El jerarca también destacó la capacidad de innovación de los emprendimientos y su aporte a la economía circular y al desarrollo sostenible. Según explicó, las características de las mipymes las llevan a buscar permanentemente mejoras en sus procesos, aumentar su rentabilidad y aprovechar de manera más eficiente los recursos. “Necesitamos que tengan más y mejores herramientas para pensarse hacia el futuro. Tenemos que dar un salto todos juntos y ese salto lo necesitamos dar en conjunto el Estado y los privados”, sostuvo.
Para Sánchez, el principal desafío consiste en generar condiciones que permitan que las empresas pequeñas tengan mayores posibilidades de crecimiento.
“Generar mejores oportunidades para las empresas chicas es el desafío más grande que tenemos para el desarrollo nacional”, afirmó. El acceso al financiamiento fue señalado como uno de los principales obstáculos para las mipymes. Sánchez recordó que, históricamente, las características de este segmento dificultaron su atención por parte del sistema bancario.
En ese sentido, destacó las herramientas de microfinanzas desarrolladas por el Banco República (BROU) y consideró necesario continuar ampliando los instrumentos que permitan a los pequeños emprendimientos acceder a financiamiento, mientras también mencionó la creación de ANDE como parte de las políticas destinadas a fortalecer el ecosistema empresarial y facilitar el acceso de las mipymes a herramientas de apoyo.
Otro de los instrumentos destacados fue la reciente modificación de la Ley de Empleo Integral, que incorpora subsidios estatales para facilitar la contratación de trabajadores y establece una prioridad para el interior del país, las pequeñas localidades y las micro, pequeñas y medianas empresas.
Sánchez también llamó a fortalecer la asociatividad del sector, con el objetivo de contar con un interlocutor más claro y avanzar en una hoja de ruta común. Además, planteó la necesidad de que las empresas públicas desarrollen sistemas de proveedores nacionales que contemplen especialmente a las pequeñas empresas, proveedores locales, innovadores y emprendedores.
ANDE puso el foco en la dimensión social de las pymes
El presidente de ANDE, Juan Dorrego, puso el foco en la dimensión social que existe detrás de los números del sector. “Las mipymes son sustento, sueños y aspiraciones de personas, familias y comunidades enteras”, afirmó y sostuvo que detrás de cada empresa existe una historia de vida, familias que decidieron invertir sus ahorros y comunidades que encontraron en un emprendimiento una oportunidad de desarrollo.
“Cuando una pyme crece, no solo mejora un balance: crece un proyecto de vida, se fortalece un barrio, se desarrolla una ciudad y se amplían las oportunidades para muchas otras personas”, señaló Dorrego y agregó que, aunque las empresas enfrentan desafíos diferentes según su actividad y ubicación, existe un punto en común: la necesidad de desarrollar capacidades que les permitan crecer.

○ ○ ○ ○

- ACCIONES REQUERIDAS:
**a)** Reproduce textualmente el fragmento del texto sobre las mipymes que comienza en "ANDE puso el" y termina en "les permitan crecer.".
**b)** Responde, por favor, estas preguntas a partir del texto sobre las mipymes:
(i) ¿Quién es el presidente de ANDE?
(ii) ¿Qué institución desarrolló las herramientas de microfinanzas que destacó Sánchez?
(iii) ¿Qué ley se modificó recientemente para incorporar subsidios estatales a la contratación?
**c)** Enumera a quiénes deben contemplar especialmente los sistemas de proveedores nacionales de las empresas públicas, según el texto sobre las mipymes.
Las líneas no intervienen en esto.

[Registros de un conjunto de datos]
○ ○ ○ ○

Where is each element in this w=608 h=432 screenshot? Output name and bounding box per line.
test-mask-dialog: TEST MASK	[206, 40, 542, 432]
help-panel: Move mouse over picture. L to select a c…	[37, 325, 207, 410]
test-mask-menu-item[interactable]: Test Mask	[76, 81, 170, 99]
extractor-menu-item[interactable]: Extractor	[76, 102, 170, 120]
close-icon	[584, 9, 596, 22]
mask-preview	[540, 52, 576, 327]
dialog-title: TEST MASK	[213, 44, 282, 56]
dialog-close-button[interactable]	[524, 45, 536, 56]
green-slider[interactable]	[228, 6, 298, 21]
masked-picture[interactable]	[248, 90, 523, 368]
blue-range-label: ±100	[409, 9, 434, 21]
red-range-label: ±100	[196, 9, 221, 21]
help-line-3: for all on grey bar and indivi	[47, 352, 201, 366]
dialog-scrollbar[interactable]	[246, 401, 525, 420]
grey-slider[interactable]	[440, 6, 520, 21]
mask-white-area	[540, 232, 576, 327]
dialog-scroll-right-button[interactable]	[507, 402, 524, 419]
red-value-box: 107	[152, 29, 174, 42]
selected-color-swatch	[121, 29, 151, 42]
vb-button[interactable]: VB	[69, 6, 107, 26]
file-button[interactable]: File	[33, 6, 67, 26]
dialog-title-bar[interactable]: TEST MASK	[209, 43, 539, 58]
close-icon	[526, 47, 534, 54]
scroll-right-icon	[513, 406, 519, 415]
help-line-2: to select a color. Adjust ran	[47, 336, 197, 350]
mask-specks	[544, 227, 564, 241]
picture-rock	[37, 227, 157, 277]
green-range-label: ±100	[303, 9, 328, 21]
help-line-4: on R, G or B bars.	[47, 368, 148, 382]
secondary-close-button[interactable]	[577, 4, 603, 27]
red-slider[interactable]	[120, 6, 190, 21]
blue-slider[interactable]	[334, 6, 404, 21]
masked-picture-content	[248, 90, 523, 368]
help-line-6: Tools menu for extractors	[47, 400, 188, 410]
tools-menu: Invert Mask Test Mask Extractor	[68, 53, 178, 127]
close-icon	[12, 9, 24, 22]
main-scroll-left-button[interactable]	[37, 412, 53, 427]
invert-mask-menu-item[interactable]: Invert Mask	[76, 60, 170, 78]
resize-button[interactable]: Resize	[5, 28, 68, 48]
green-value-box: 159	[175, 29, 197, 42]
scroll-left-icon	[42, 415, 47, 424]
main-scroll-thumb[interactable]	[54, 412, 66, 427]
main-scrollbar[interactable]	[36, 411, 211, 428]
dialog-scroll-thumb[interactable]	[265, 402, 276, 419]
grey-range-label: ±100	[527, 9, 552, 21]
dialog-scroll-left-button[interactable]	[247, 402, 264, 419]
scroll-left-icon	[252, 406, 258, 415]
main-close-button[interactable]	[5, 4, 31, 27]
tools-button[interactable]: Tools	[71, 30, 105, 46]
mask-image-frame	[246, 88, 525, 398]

○ ○ ○ ○

- RESPUESTAS:
**a)**
ANDE puso el foco en la dimensión social de las pymes
El presidente de ANDE, Juan Dorrego, puso el foco en la dimensión social que existe detrás de los números del sector. “Las mipymes son sustento, sueños y aspiraciones de personas, familias y comunidades enteras”, afirmó y sostuvo que detrás de cada empresa existe una historia de vida, familias que decidieron invertir sus ahorros y comunidades que encontraron en un emprendimiento una oportunidad de desarrollo.
“Cuando una pyme crece, no solo mejora un balance: crece un proyecto de vida, se fortalece un barrio, se desarrolla una ciudad y se amplían las oportunidades para muchas otras personas”, señaló Dorrego y agregó que, aunque las empresas enfrentan desafíos diferentes según su actividad y ubicación, existe un punto en común: la necesidad de desarrollar capacidades que les permitan crecer.

**b)**
(i) Juan Dorrego.
(ii) El Banco República (BROU).
(iii) La Ley de Empleo Integral.

**c)**
- Las pequeñas empresas
- Los proveedores locales
- Los innovadores
- Los emprendedores